#### [Challenge]
Make a verbatim copy of the entries below; pictures stay out.

● ● ● ●

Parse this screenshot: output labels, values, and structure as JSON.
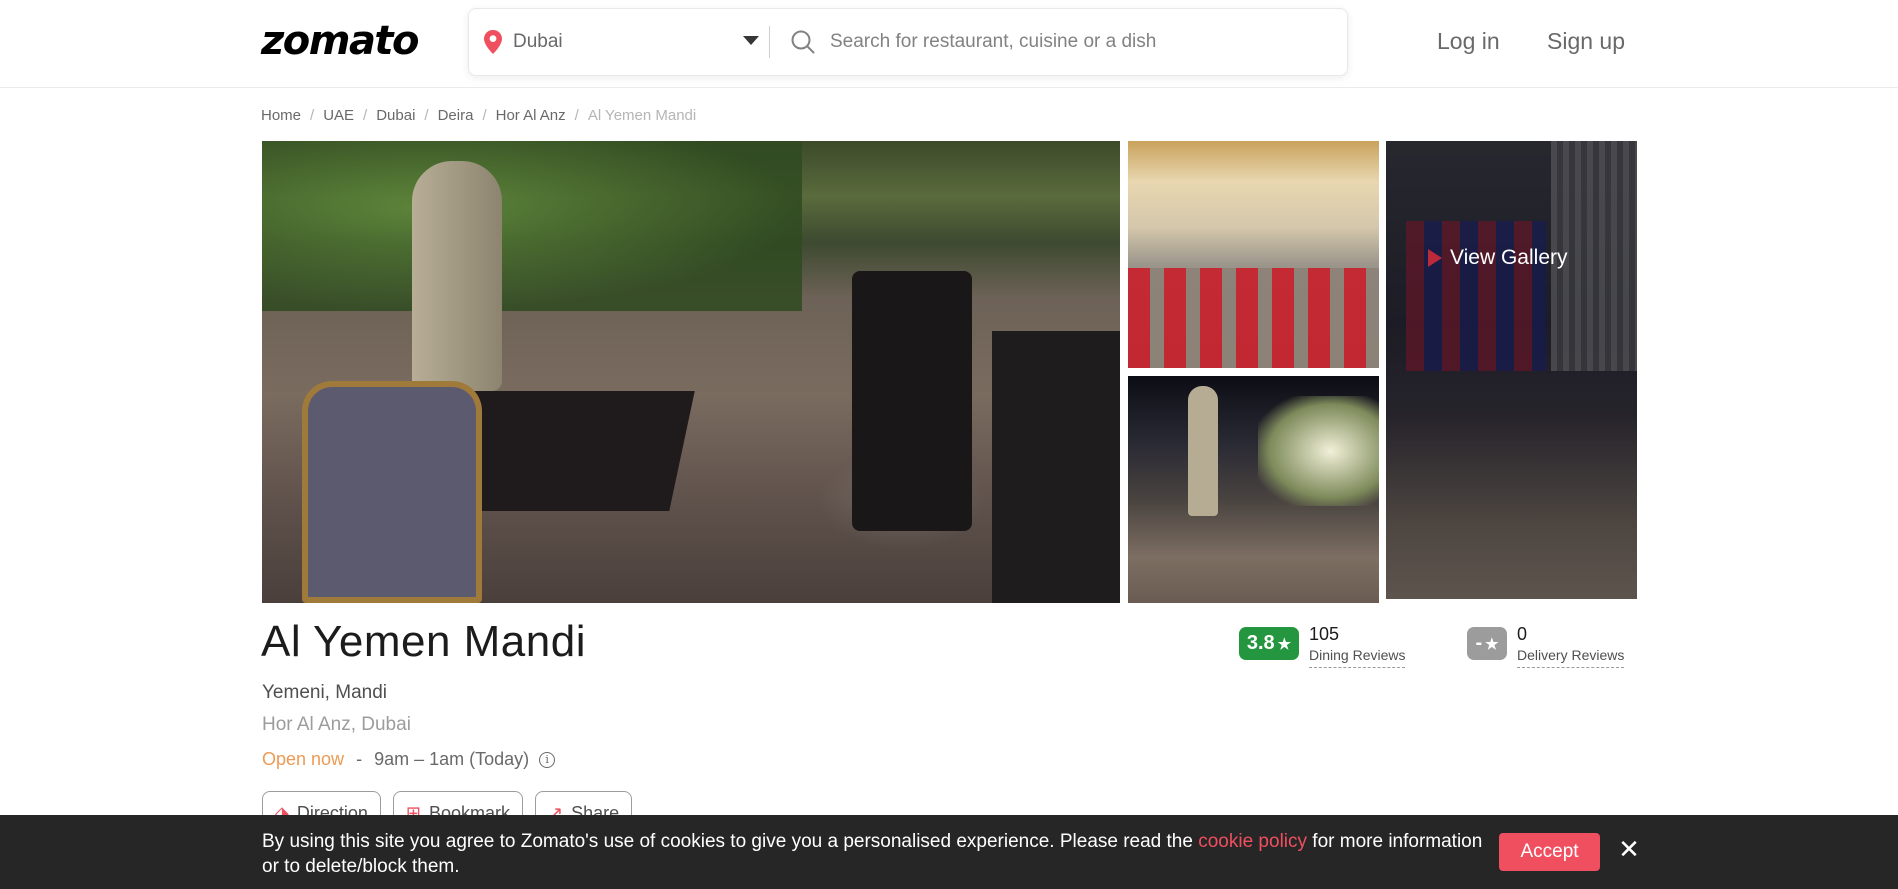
{
  "header": {
    "logo_text": "zomato",
    "location": "Dubai",
    "search_placeholder": "Search for restaurant, cuisine or a dish",
    "login_label": "Log in",
    "signup_label": "Sign up"
  },
  "breadcrumb": {
    "items": [
      "Home",
      "UAE",
      "Dubai",
      "Deira",
      "Hor Al Anz"
    ],
    "current": "Al Yemen Mandi",
    "separator": "/"
  },
  "gallery": {
    "view_gallery_label": "View Gallery"
  },
  "restaurant": {
    "name": "Al Yemen Mandi",
    "cuisines": "Yemeni, Mandi",
    "locality": "Hor Al Anz, Dubai",
    "open_status": "Open now",
    "dash": "-",
    "timing": "9am – 1am (Today)"
  },
  "ratings": {
    "dining": {
      "score": "3.8",
      "count": "105",
      "label": "Dining Reviews",
      "color": "#24963f"
    },
    "delivery": {
      "score": "-",
      "count": "0",
      "label": "Delivery Reviews",
      "color": "#9c9c9c"
    }
  },
  "actions": {
    "direction_label": "Direction",
    "bookmark_label": "Bookmark",
    "share_label": "Share"
  },
  "cookie_banner": {
    "text_before": "By using this site you agree to Zomato's use of cookies to give you a personalised experience. Please read the ",
    "link_text": "cookie policy",
    "text_after": " for more information or to delete/block them.",
    "accept_label": "Accept",
    "close_symbol": "✕"
  },
  "colors": {
    "brand_red": "#ef4f5f",
    "open_orange": "#ec9b55"
  }
}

● ● ● ●

#### [Solution]
Parse this screenshot: output labels, values, and structure as JSON.
{
  "header": {
    "logo_text": "zomato",
    "location": "Dubai",
    "search_placeholder": "Search for restaurant, cuisine or a dish",
    "login_label": "Log in",
    "signup_label": "Sign up"
  },
  "breadcrumb": {
    "items": [
      "Home",
      "UAE",
      "Dubai",
      "Deira",
      "Hor Al Anz"
    ],
    "current": "Al Yemen Mandi",
    "separator": "/"
  },
  "gallery": {
    "view_gallery_label": "View Gallery"
  },
  "restaurant": {
    "name": "Al Yemen Mandi",
    "cuisines": "Yemeni, Mandi",
    "locality": "Hor Al Anz, Dubai",
    "open_status": "Open now",
    "dash": "-",
    "timing": "9am – 1am (Today)"
  },
  "ratings": {
    "dining": {
      "score": "3.8",
      "count": "105",
      "label": "Dining Reviews",
      "color": "#24963f"
    },
    "delivery": {
      "score": "-",
      "count": "0",
      "label": "Delivery Reviews",
      "color": "#9c9c9c"
    }
  },
  "actions": {
    "direction_label": "Direction",
    "bookmark_label": "Bookmark",
    "share_label": "Share"
  },
  "cookie_banner": {
    "text_before": "By using this site you agree to Zomato's use of cookies to give you a personalised experience. Please read the ",
    "link_text": "cookie policy",
    "text_after": " for more information or to delete/block them.",
    "accept_label": "Accept",
    "close_symbol": "✕"
  },
  "colors": {
    "brand_red": "#ef4f5f",
    "open_orange": "#ec9b55"
  }
}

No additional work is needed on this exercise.